Start of RECORDS FOR THE TASK

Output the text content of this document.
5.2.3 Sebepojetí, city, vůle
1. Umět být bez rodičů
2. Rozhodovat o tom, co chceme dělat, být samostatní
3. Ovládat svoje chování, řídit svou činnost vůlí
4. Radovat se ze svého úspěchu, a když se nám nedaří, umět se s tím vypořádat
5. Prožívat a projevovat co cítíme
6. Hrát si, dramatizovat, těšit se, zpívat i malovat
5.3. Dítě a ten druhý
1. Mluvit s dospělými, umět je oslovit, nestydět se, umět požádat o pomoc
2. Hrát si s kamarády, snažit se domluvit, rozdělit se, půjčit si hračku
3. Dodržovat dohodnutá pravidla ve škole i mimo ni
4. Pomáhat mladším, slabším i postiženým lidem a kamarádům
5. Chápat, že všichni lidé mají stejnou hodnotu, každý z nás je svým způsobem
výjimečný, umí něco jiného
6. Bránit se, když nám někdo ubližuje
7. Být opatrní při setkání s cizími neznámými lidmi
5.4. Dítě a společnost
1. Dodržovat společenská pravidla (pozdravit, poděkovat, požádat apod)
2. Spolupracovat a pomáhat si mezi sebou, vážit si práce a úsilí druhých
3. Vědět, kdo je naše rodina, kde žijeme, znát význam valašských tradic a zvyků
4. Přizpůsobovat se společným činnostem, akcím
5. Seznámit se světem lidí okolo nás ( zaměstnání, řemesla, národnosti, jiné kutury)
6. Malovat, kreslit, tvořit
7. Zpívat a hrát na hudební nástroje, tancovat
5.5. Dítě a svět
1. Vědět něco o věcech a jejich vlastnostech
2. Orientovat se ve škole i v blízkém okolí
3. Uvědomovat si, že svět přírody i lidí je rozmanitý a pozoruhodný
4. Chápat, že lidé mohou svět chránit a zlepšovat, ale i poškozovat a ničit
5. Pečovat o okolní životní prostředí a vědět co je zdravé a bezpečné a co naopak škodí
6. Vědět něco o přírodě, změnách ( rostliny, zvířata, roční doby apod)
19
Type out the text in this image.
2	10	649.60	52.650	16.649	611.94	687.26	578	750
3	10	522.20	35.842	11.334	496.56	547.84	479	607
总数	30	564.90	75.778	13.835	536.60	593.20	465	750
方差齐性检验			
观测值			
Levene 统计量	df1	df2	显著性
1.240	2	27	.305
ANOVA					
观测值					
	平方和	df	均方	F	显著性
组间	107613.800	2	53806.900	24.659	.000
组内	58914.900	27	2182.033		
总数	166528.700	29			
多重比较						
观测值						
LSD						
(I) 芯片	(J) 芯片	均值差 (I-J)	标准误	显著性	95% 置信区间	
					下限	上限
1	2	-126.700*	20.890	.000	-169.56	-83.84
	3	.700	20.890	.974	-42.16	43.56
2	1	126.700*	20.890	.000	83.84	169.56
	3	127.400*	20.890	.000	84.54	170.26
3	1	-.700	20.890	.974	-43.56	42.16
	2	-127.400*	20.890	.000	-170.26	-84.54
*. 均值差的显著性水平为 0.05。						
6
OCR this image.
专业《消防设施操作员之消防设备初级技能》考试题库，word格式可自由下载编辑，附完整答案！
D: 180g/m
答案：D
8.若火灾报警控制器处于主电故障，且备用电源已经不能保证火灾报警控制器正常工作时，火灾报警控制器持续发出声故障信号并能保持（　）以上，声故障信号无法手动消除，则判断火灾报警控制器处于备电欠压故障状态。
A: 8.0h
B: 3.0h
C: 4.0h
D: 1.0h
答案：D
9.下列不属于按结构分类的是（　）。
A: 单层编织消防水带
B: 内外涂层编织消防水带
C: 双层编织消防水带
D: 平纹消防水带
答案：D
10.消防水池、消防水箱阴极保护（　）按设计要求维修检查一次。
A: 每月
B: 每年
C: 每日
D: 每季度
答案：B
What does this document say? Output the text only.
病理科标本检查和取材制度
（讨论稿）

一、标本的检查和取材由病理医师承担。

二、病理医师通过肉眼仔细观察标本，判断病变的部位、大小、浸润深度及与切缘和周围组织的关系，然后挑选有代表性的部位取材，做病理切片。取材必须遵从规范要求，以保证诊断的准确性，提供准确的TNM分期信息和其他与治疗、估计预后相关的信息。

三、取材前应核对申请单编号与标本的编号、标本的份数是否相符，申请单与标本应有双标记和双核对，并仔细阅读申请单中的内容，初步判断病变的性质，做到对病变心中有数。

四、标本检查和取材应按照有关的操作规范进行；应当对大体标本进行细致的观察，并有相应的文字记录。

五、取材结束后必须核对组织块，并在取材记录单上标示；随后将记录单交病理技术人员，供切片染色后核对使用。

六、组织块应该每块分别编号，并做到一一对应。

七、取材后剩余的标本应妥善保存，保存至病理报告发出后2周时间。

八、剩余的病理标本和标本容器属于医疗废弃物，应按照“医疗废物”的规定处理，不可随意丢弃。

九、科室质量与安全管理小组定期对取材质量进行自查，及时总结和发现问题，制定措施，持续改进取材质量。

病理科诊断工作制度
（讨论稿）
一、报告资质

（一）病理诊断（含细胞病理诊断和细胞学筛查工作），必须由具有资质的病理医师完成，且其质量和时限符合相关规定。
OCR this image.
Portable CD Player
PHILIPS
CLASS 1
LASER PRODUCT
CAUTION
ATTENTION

End of RECORDS FOR THE TASK

Reproduce each record exactly, leaving nothing out.

Output the text content of this document.
5.2.3 Sebepojetí, city, vůle
1. Umět být bez rodičů
2. Rozhodovat o tom, co chceme dělat, být samostatní
3. Ovládat svoje chování, řídit svou činnost vůlí
4. Radovat se ze svého úspěchu, a když se nám nedaří, umět se s tím vypořádat
5. Prožívat a projevovat co cítíme
6. Hrát si, dramatizovat, těšit se, zpívat i malovat
5.3. Dítě a ten druhý
1. Mluvit s dospělými, umět je oslovit, nestydět se, umět požádat o pomoc
2. Hrát si s kamarády, snažit se domluvit, rozdělit se, půjčit si hračku
3. Dodržovat dohodnutá pravidla ve škole i mimo ni
4. Pomáhat mladším, slabším i postiženým lidem a kamarádům
5. Chápat, že všichni lidé mají stejnou hodnotu, každý z nás je svým způsobem
výjimečný, umí něco jiného
6. Bránit se, když nám někdo ubližuje
7. Být opatrní při setkání s cizími neznámými lidmi
5.4. Dítě a společnost
1. Dodržovat společenská pravidla (pozdravit, poděkovat, požádat apod)
2. Spolupracovat a pomáhat si mezi sebou, vážit si práce a úsilí druhých
3. Vědět, kdo je naše rodina, kde žijeme, znát význam valašských tradic a zvyků
4. Přizpůsobovat se společným činnostem, akcím
5. Seznámit se světem lidí okolo nás ( zaměstnání, řemesla, národnosti, jiné kutury)
6. Malovat, kreslit, tvořit
7. Zpívat a hrát na hudební nástroje, tancovat
5.5. Dítě a svět
1. Vědět něco o věcech a jejich vlastnostech
2. Orientovat se ve škole i v blízkém okolí
3. Uvědomovat si, že svět přírody i lidí je rozmanitý a pozoruhodný
4. Chápat, že lidé mohou svět chránit a zlepšovat, ale i poškozovat a ničit
5. Pečovat o okolní životní prostředí a vědět co je zdravé a bezpečné a co naopak škodí
6. Vědět něco o přírodě, změnách ( rostliny, zvířata, roční doby apod)
19
Type out the text in this image.
2	10	649.60	52.650	16.649	611.94	687.26	578	750
3	10	522.20	35.842	11.334	496.56	547.84	479	607
总数	30	564.90	75.778	13.835	536.60	593.20	465	750
方差齐性检验			
观测值			
Levene 统计量	df1	df2	显著性
1.240	2	27	.305
ANOVA					
观测值					
	平方和	df	均方	F	显著性
组间	107613.800	2	53806.900	24.659	.000
组内	58914.900	27	2182.033		
总数	166528.700	29			
多重比较						
观测值						
LSD						
(I) 芯片	(J) 芯片	均值差 (I-J)	标准误	显著性	95% 置信区间	
					下限	上限
1	2	-126.700*	20.890	.000	-169.56	-83.84
	3	.700	20.890	.974	-42.16	43.56
2	1	126.700*	20.890	.000	83.84	169.56
	3	127.400*	20.890	.000	84.54	170.26
3	1	-.700	20.890	.974	-43.56	42.16
	2	-127.400*	20.890	.000	-170.26	-84.54
*. 均值差的显著性水平为 0.05。						
6
OCR this image.
专业《消防设施操作员之消防设备初级技能》考试题库，word格式可自由下载编辑，附完整答案！
D: 180g/m
答案：D
8.若火灾报警控制器处于主电故障，且备用电源已经不能保证火灾报警控制器正常工作时，火灾报警控制器持续发出声故障信号并能保持（　）以上，声故障信号无法手动消除，则判断火灾报警控制器处于备电欠压故障状态。
A: 8.0h
B: 3.0h
C: 4.0h
D: 1.0h
答案：D
9.下列不属于按结构分类的是（　）。
A: 单层编织消防水带
B: 内外涂层编织消防水带
C: 双层编织消防水带
D: 平纹消防水带
答案：D
10.消防水池、消防水箱阴极保护（　）按设计要求维修检查一次。
A: 每月
B: 每年
C: 每日
D: 每季度
答案：B
What does this document say? Output the text only.
病理科标本检查和取材制度
（讨论稿）

一、标本的检查和取材由病理医师承担。

二、病理医师通过肉眼仔细观察标本，判断病变的部位、大小、浸润深度及与切缘和周围组织的关系，然后挑选有代表性的部位取材，做病理切片。取材必须遵从规范要求，以保证诊断的准确性，提供准确的TNM分期信息和其他与治疗、估计预后相关的信息。

三、取材前应核对申请单编号与标本的编号、标本的份数是否相符，申请单与标本应有双标记和双核对，并仔细阅读申请单中的内容，初步判断病变的性质，做到对病变心中有数。

四、标本检查和取材应按照有关的操作规范进行；应当对大体标本进行细致的观察，并有相应的文字记录。

五、取材结束后必须核对组织块，并在取材记录单上标示；随后将记录单交病理技术人员，供切片染色后核对使用。

六、组织块应该每块分别编号，并做到一一对应。

七、取材后剩余的标本应妥善保存，保存至病理报告发出后2周时间。

八、剩余的病理标本和标本容器属于医疗废弃物，应按照“医疗废物”的规定处理，不可随意丢弃。

九、科室质量与安全管理小组定期对取材质量进行自查，及时总结和发现问题，制定措施，持续改进取材质量。

病理科诊断工作制度
（讨论稿）
一、报告资质

（一）病理诊断（含细胞病理诊断和细胞学筛查工作），必须由具有资质的病理医师完成，且其质量和时限符合相关规定。
OCR this image.
Portable CD Player
PHILIPS
CLASS 1
LASER PRODUCT
CAUTION
ATTENTION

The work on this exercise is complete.